[Stored items from a collection]
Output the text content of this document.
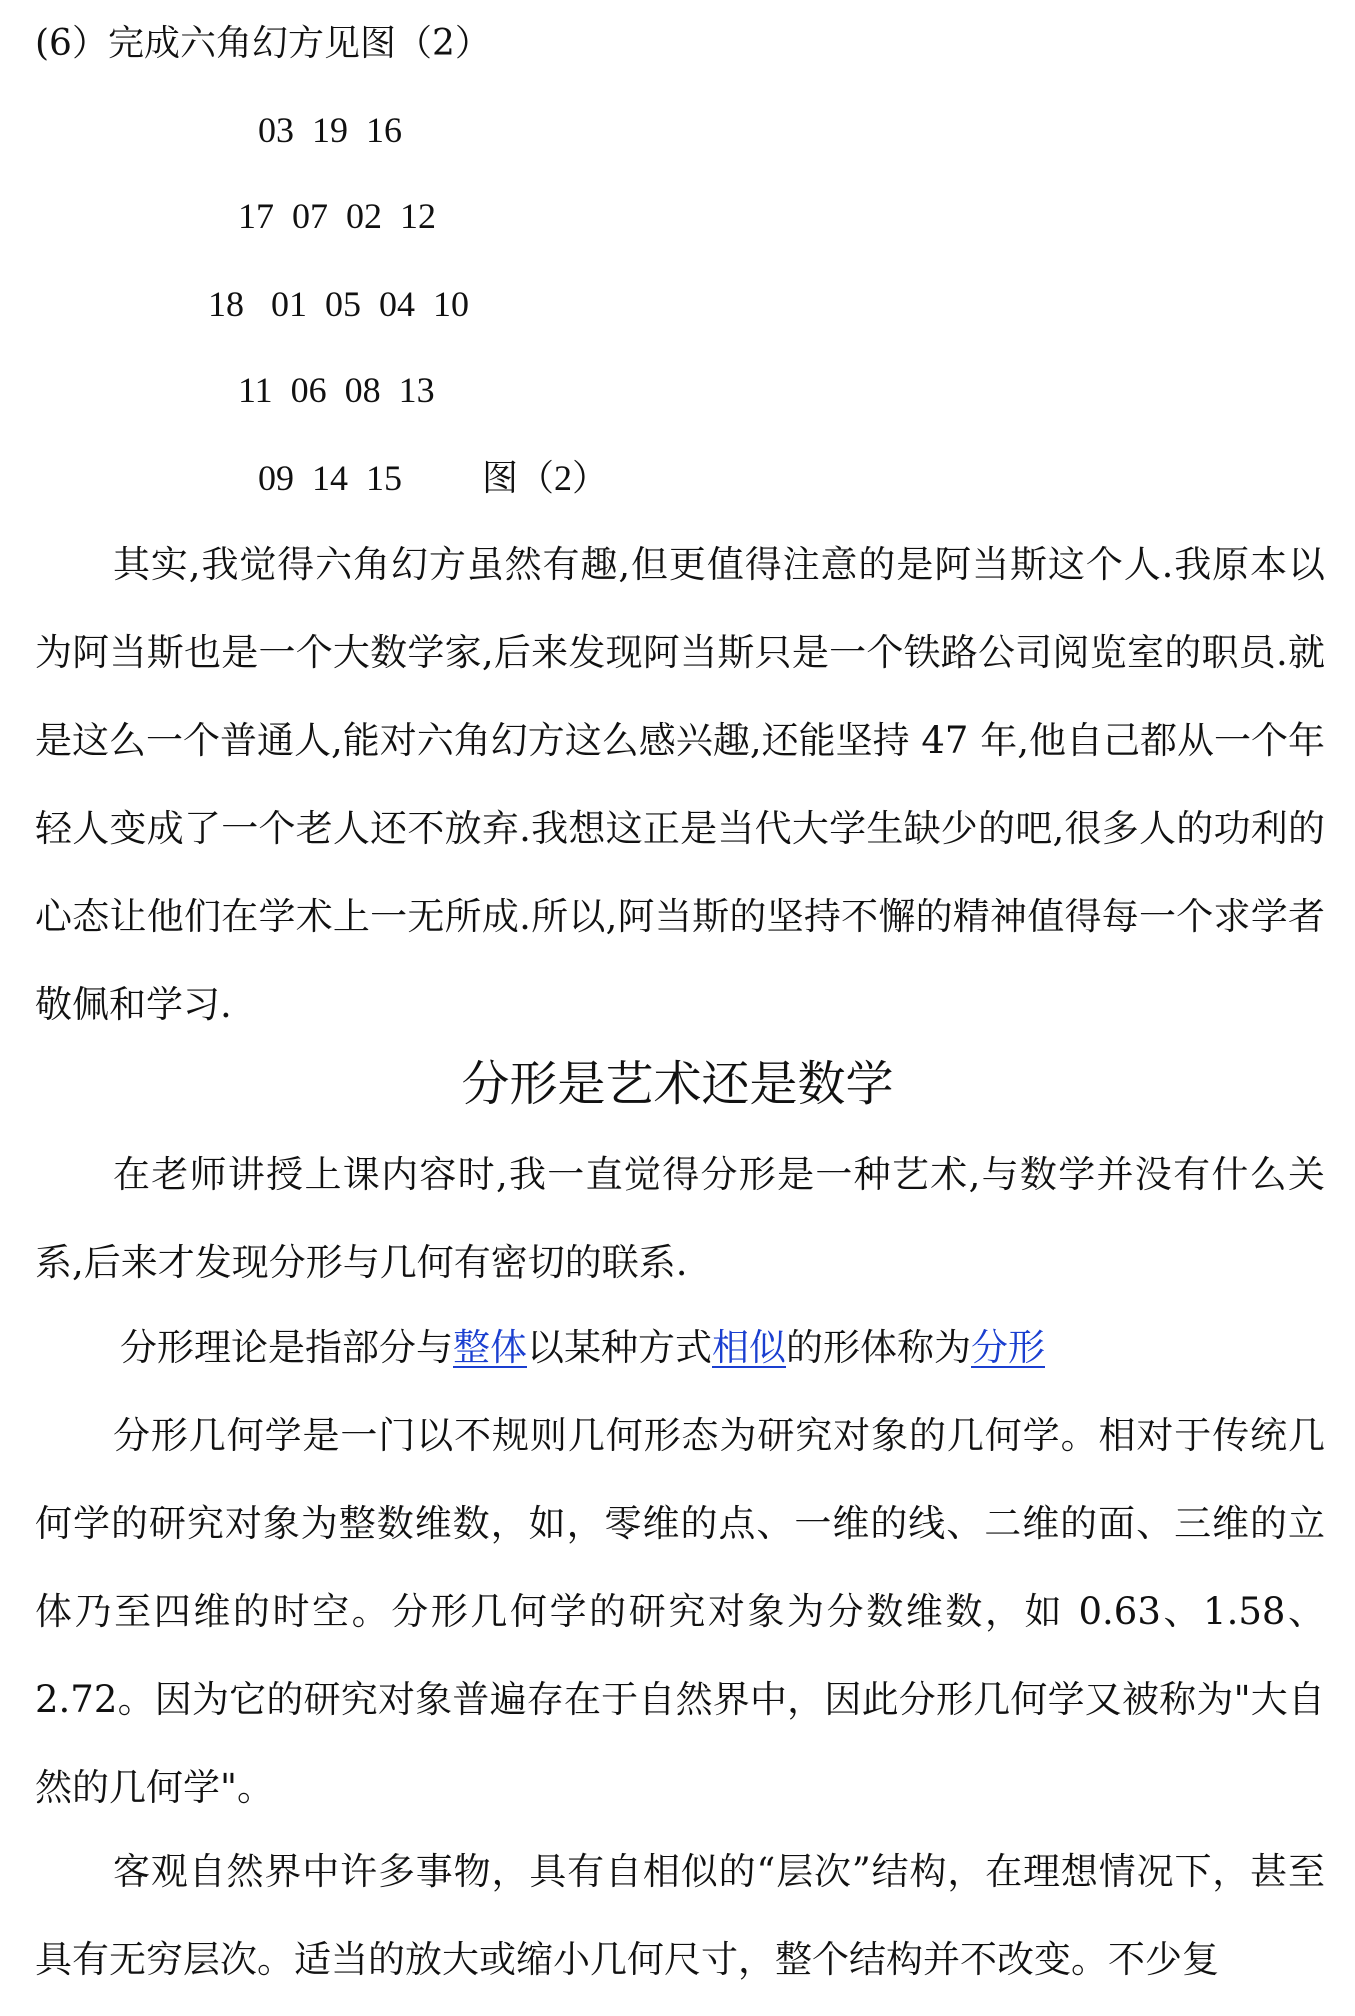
(6）完成六角幻方见图（2）
03  19  16
17  07  02  12
18   01  05  04  10
11  06  08  13
09  14  15 图（2）
其实,我觉得六角幻方虽然有趣,但更值得注意的是阿当斯这个人.我原本以为阿当斯也是一个大数学家,后来发现阿当斯只是一个铁路公司阅览室的职员.就是这么一个普通人,能对六角幻方这么感兴趣,还能坚持 47 年,他自己都从一个年轻人变成了一个老人还不放弃.我想这正是当代大学生缺少的吧,很多人的功利的心态让他们在学术上一无所成.所以,阿当斯的坚持不懈的精神值得每一个求学者敬佩和学习.
分形是艺术还是数学
在老师讲授上课内容时,我一直觉得分形是一种艺术,与数学并没有什么关系,后来才发现分形与几何有密切的联系.
分形理论是指部分与整体以某种方式相似的形体称为分形
分形几何学是一门以不规则几何形态为研究对象的几何学。相对于传统几何学的研究对象为整数维数，如，零维的点、一维的线、二维的面、三维的立体乃至四维的时空。分形几何学的研究对象为分数维数，如 0.63、1.58、2.72。因为它的研究对象普遍存在于自然界中，因此分形几何学又被称为"大自然的几何学"。
客观自然界中许多事物，具有自相似的“层次”结构，在理想情况下，甚至具有无穷层次。适当的放大或缩小几何尺寸，整个结构并不改变。不少复
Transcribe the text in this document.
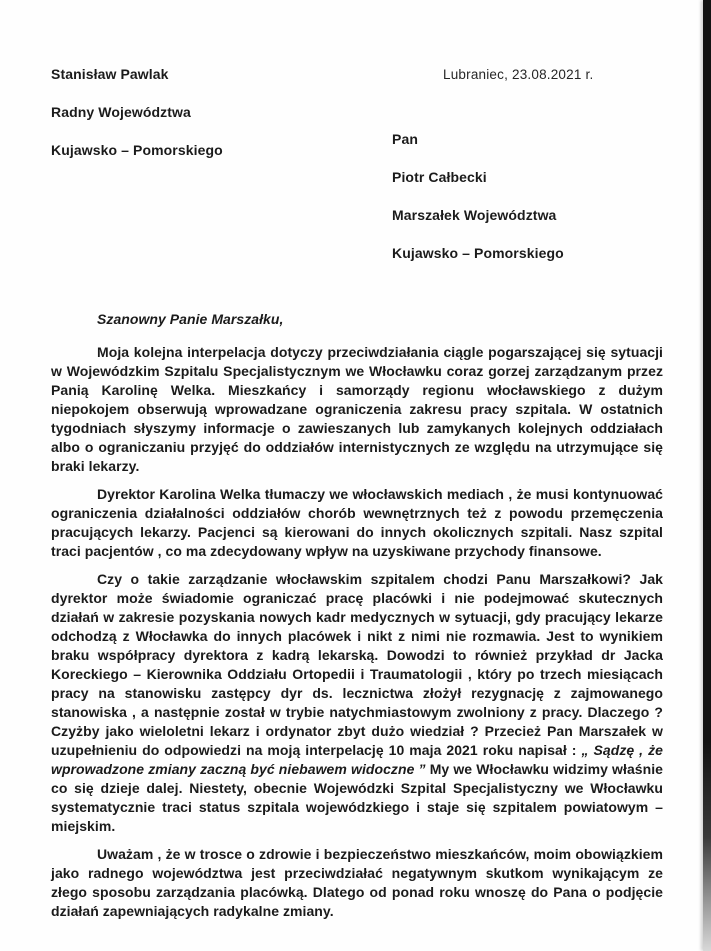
Stanisław Pawlak
Radny Województwa
Kujawsko – Pomorskiego
Lubraniec, 23.08.2021 r.
Pan
Piotr Całbecki
Marszałek Województwa
Kujawsko – Pomorskiego

Szanowny Panie Marszałku,

Moja kolejna interpelacja dotyczy przeciwdziałania ciągle pogarszającej się sytuacji w Wojewódzkim Szpitalu Specjalistycznym we Włocławku coraz gorzej zarządzanym przez Panią Karolinę Welka. Mieszkańcy i samorządy regionu włocławskiego z dużym niepokojem obserwują wprowadzane ograniczenia zakresu pracy szpitala. W ostatnich tygodniach słyszymy informacje o zawieszanych lub zamykanych kolejnych oddziałach albo o ograniczaniu przyjęć do oddziałów internistycznych ze względu na utrzymujące się braki lekarzy.

Dyrektor Karolina Welka tłumaczy we włocławskich mediach , że musi kontynuować ograniczenia działalności oddziałów chorób wewnętrznych też z powodu przemęczenia pracujących lekarzy. Pacjenci są kierowani do innych okolicznych szpitali. Nasz szpital traci pacjentów , co ma zdecydowany wpływ na uzyskiwane przychody finansowe.

Czy o takie zarządzanie włocławskim szpitalem chodzi Panu Marszałkowi? Jak dyrektor może świadomie ograniczać pracę placówki i nie podejmować skutecznych działań w zakresie pozyskania nowych kadr medycznych w sytuacji, gdy pracujący lekarze odchodzą z Włocławka do innych placówek i nikt z nimi nie rozmawia. Jest to wynikiem braku współpracy dyrektora z kadrą lekarską. Dowodzi to również przykład dr Jacka Koreckiego – Kierownika Oddziału Ortopedii i Traumatologii , który po trzech miesiącach pracy na stanowisku zastępcy dyr ds. lecznictwa złożył rezygnację z zajmowanego stanowiska , a następnie został w trybie natychmiastowym zwolniony z pracy. Dlaczego ? Czyżby jako wieloletni lekarz i ordynator zbyt dużo wiedział ? Przecież Pan Marszałek w uzupełnieniu do odpowiedzi na moją interpelację 10 maja 2021 roku napisał : „ Sądzę , że wprowadzone zmiany zaczną być niebawem widoczne ” My we Włocławku widzimy właśnie co się dzieje dalej. Niestety, obecnie Wojewódzki Szpital Specjalistyczny we Włocławku systematycznie traci status szpitala wojewódzkiego i staje się szpitalem powiatowym – miejskim.

Uważam , że w trosce o zdrowie i bezpieczeństwo mieszkańców, moim obowiązkiem jako radnego województwa jest przeciwdziałać negatywnym skutkom wynikającym ze złego sposobu zarządzania placówką. Dlatego od ponad roku wnoszę do Pana o podjęcie działań zapewniających radykalne zmiany.
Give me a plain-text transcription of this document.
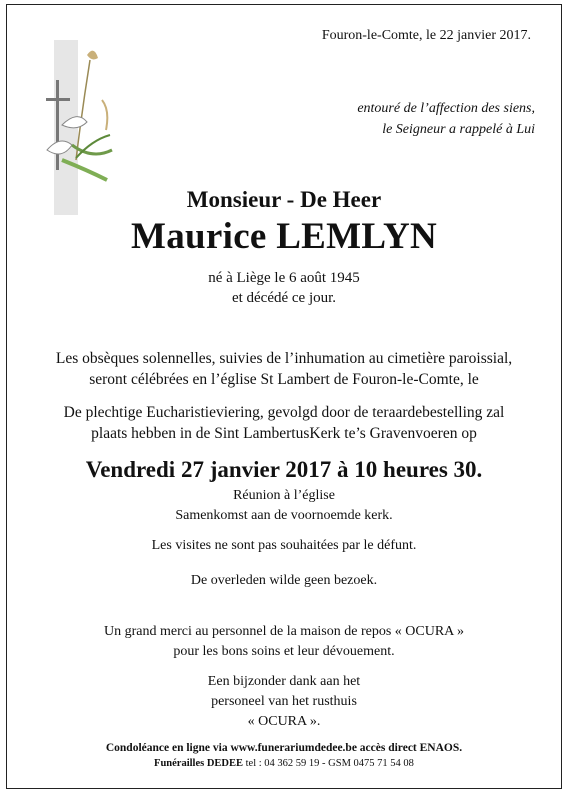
Fouron-le-Comte, le 22 janvier 2017.
entouré de l’affection des siens,
le Seigneur a rappelé à Lui
Monsieur - De Heer
Maurice LEMLYN
né à Liège le 6 août 1945
et décédé ce jour.
Les obsèques solennelles, suivies de l’inhumation au cimetière paroissial,
seront célébrées en l’église St Lambert de Fouron-le-Comte, le
De plechtige Eucharistieviering, gevolgd door de teraardebestelling zal
plaats hebben in de Sint LambertusKerk te’s Gravenvoeren op
Vendredi 27 janvier 2017 à 10 heures 30.
Réunion à l’église
Samenkomst aan de voornoemde kerk.
Les visites ne sont pas souhaitées par le défunt.
De overleden wilde geen bezoek.
Un grand merci au personnel de la maison de repos « OCURA »
pour les bons soins et leur dévouement.
Een bijzonder dank aan het
personeel van het rusthuis
« OCURA ».
Condoléance en ligne via www.funerariumdedee.be accès direct ENAOS.
Funérailles DEDEE tel : 04 362 59 19 - GSM 0475 71 54 08
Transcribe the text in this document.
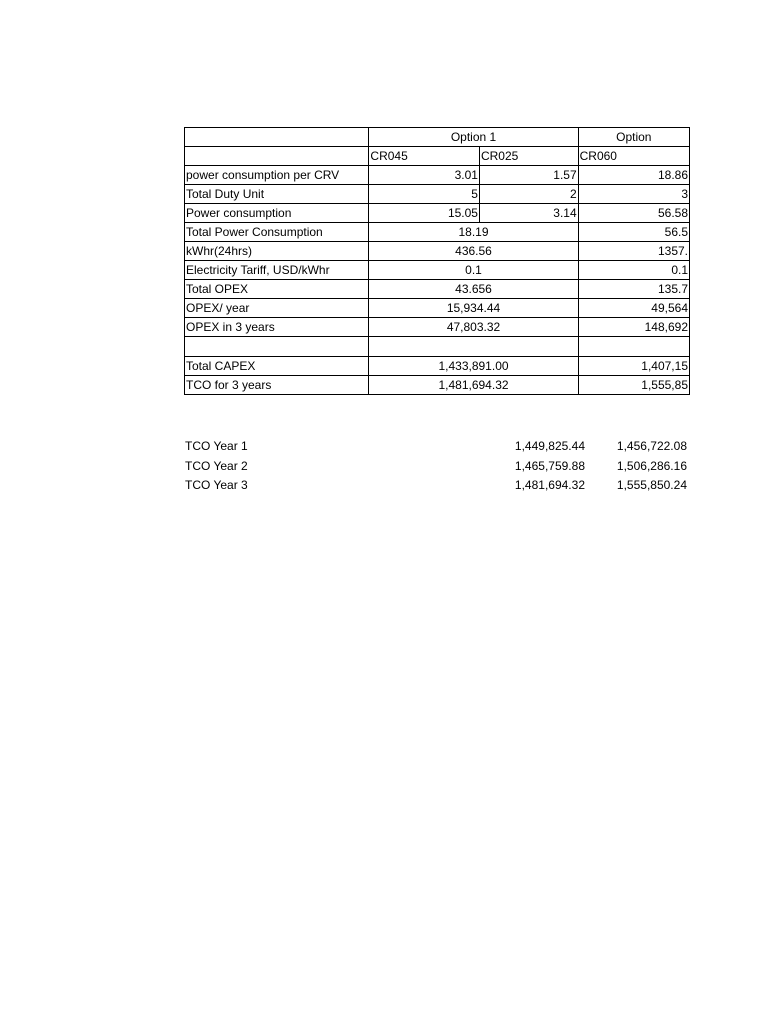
	Option 1		Option
	CR045	CR025	CR060
power consumption per CRV	3.01	1.57	18.86
Total Duty Unit	5	2	3
Power consumption	15.05	3.14	56.58
Total Power Consumption	18.19		56.5
kWhr(24hrs)	436.56		1357.
Electricity Tariff, USD/kWhr	0.1		0.1
Total OPEX	43.656		135.7
OPEX/ year	15,934.44		49,564
OPEX in 3 years	47,803.32		148,692

Total CAPEX	1,433,891.00		1,407,15
TCO for 3 years	1,481,694.32		1,555,85
TCO Year 1	1,449,825.44	1,456,722.08
TCO Year 2	1,465,759.88	1,506,286.16
TCO Year 3	1,481,694.32	1,555,850.24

** Exercise instructions **
Transcribe the full listing character for character. Pictures are excluded.

** Written solution **
Output the text content of this document.
(6）完成六角幻方见图（2）
03  19  16
17  07  02  12
18   01  05  04  10
11  06  08  13
09  14  15 图（2）
其实,我觉得六角幻方虽然有趣,但更值得注意的是阿当斯这个人.我原本以为阿当斯也是一个大数学家,后来发现阿当斯只是一个铁路公司阅览室的职员.就是这么一个普通人,能对六角幻方这么感兴趣,还能坚持 47 年,他自己都从一个年轻人变成了一个老人还不放弃.我想这正是当代大学生缺少的吧,很多人的功利的心态让他们在学术上一无所成.所以,阿当斯的坚持不懈的精神值得每一个求学者敬佩和学习.
分形是艺术还是数学
在老师讲授上课内容时,我一直觉得分形是一种艺术,与数学并没有什么关系,后来才发现分形与几何有密切的联系.
分形理论是指部分与整体以某种方式相似的形体称为分形
分形几何学是一门以不规则几何形态为研究对象的几何学。相对于传统几何学的研究对象为整数维数，如，零维的点、一维的线、二维的面、三维的立体乃至四维的时空。分形几何学的研究对象为分数维数，如 0.63、1.58、2.72。因为它的研究对象普遍存在于自然界中，因此分形几何学又被称为"大自然的几何学"。
客观自然界中许多事物，具有自相似的“层次”结构，在理想情况下，甚至具有无穷层次。适当的放大或缩小几何尺寸，整个结构并不改变。不少复
Transcribe the text in this document.
Stanisław Pawlak
Radny Województwa
Kujawsko – Pomorskiego
Lubraniec, 23.08.2021 r.
Pan
Piotr Całbecki
Marszałek Województwa
Kujawsko – Pomorskiego

Szanowny Panie Marszałku,

Moja kolejna interpelacja dotyczy przeciwdziałania ciągle pogarszającej się sytuacji w Wojewódzkim Szpitalu Specjalistycznym we Włocławku coraz gorzej zarządzanym przez Panią Karolinę Welka. Mieszkańcy i samorządy regionu włocławskiego z dużym niepokojem obserwują wprowadzane ograniczenia zakresu pracy szpitala. W ostatnich tygodniach słyszymy informacje o zawieszanych lub zamykanych kolejnych oddziałach albo o ograniczaniu przyjęć do oddziałów internistycznych ze względu na utrzymujące się braki lekarzy.

Dyrektor Karolina Welka tłumaczy we włocławskich mediach , że musi kontynuować ograniczenia działalności oddziałów chorób wewnętrznych też z powodu przemęczenia pracujących lekarzy. Pacjenci są kierowani do innych okolicznych szpitali. Nasz szpital traci pacjentów , co ma zdecydowany wpływ na uzyskiwane przychody finansowe.

Czy o takie zarządzanie włocławskim szpitalem chodzi Panu Marszałkowi? Jak dyrektor może świadomie ograniczać pracę placówki i nie podejmować skutecznych działań w zakresie pozyskania nowych kadr medycznych w sytuacji, gdy pracujący lekarze odchodzą z Włocławka do innych placówek i nikt z nimi nie rozmawia. Jest to wynikiem braku współpracy dyrektora z kadrą lekarską. Dowodzi to również przykład dr Jacka Koreckiego – Kierownika Oddziału Ortopedii i Traumatologii , który po trzech miesiącach pracy na stanowisku zastępcy dyr ds. lecznictwa złożył rezygnację z zajmowanego stanowiska , a następnie został w trybie natychmiastowym zwolniony z pracy. Dlaczego ? Czyżby jako wieloletni lekarz i ordynator zbyt dużo wiedział ? Przecież Pan Marszałek w uzupełnieniu do odpowiedzi na moją interpelację 10 maja 2021 roku napisał : „ Sądzę , że wprowadzone zmiany zaczną być niebawem widoczne ” My we Włocławku widzimy właśnie co się dzieje dalej. Niestety, obecnie Wojewódzki Szpital Specjalistyczny we Włocławku systematycznie traci status szpitala wojewódzkiego i staje się szpitalem powiatowym – miejskim.

Uważam , że w trosce o zdrowie i bezpieczeństwo mieszkańców, moim obowiązkiem jako radnego województwa jest przeciwdziałać negatywnym skutkom wynikającym ze złego sposobu zarządzania placówką. Dlatego od ponad roku wnoszę do Pana o podjęcie działań zapewniających radykalne zmiany.
Give me a plain-text transcription of this document.
Fouron-le-Comte, le 22 janvier 2017.
entouré de l’affection des siens,
le Seigneur a rappelé à Lui
Monsieur - De Heer
Maurice LEMLYN
né à Liège le 6 août 1945
et décédé ce jour.
Les obsèques solennelles, suivies de l’inhumation au cimetière paroissial,
seront célébrées en l’église St Lambert de Fouron-le-Comte, le
De plechtige Eucharistieviering, gevolgd door de teraardebestelling zal
plaats hebben in de Sint LambertusKerk te’s Gravenvoeren op
Vendredi 27 janvier 2017 à 10 heures 30.
Réunion à l’église
Samenkomst aan de voornoemde kerk.
Les visites ne sont pas souhaitées par le défunt.
De overleden wilde geen bezoek.
Un grand merci au personnel de la maison de repos « OCURA »
pour les bons soins et leur dévouement.
Een bijzonder dank aan het
personeel van het rusthuis
« OCURA ».
Condoléance en ligne via www.funerariumdedee.be accès direct ENAOS.
Funérailles DEDEE tel : 04 362 59 19 - GSM 0475 71 54 08
Transcribe the text in this document.
	Option 1		Option
	CR045	CR025	CR060
power consumption per CRV	3.01	1.57	18.86
Total Duty Unit	5	2	3
Power consumption	15.05	3.14	56.58
Total Power Consumption	18.19		56.5
kWhr(24hrs)	436.56		1357.
Electricity Tariff, USD/kWhr	0.1		0.1
Total OPEX	43.656		135.7
OPEX/ year	15,934.44		49,564
OPEX in 3 years	47,803.32		148,692

Total CAPEX	1,433,891.00		1,407,15
TCO for 3 years	1,481,694.32		1,555,85
TCO Year 1	1,449,825.44	1,456,722.08
TCO Year 2	1,465,759.88	1,506,286.16
TCO Year 3	1,481,694.32	1,555,850.24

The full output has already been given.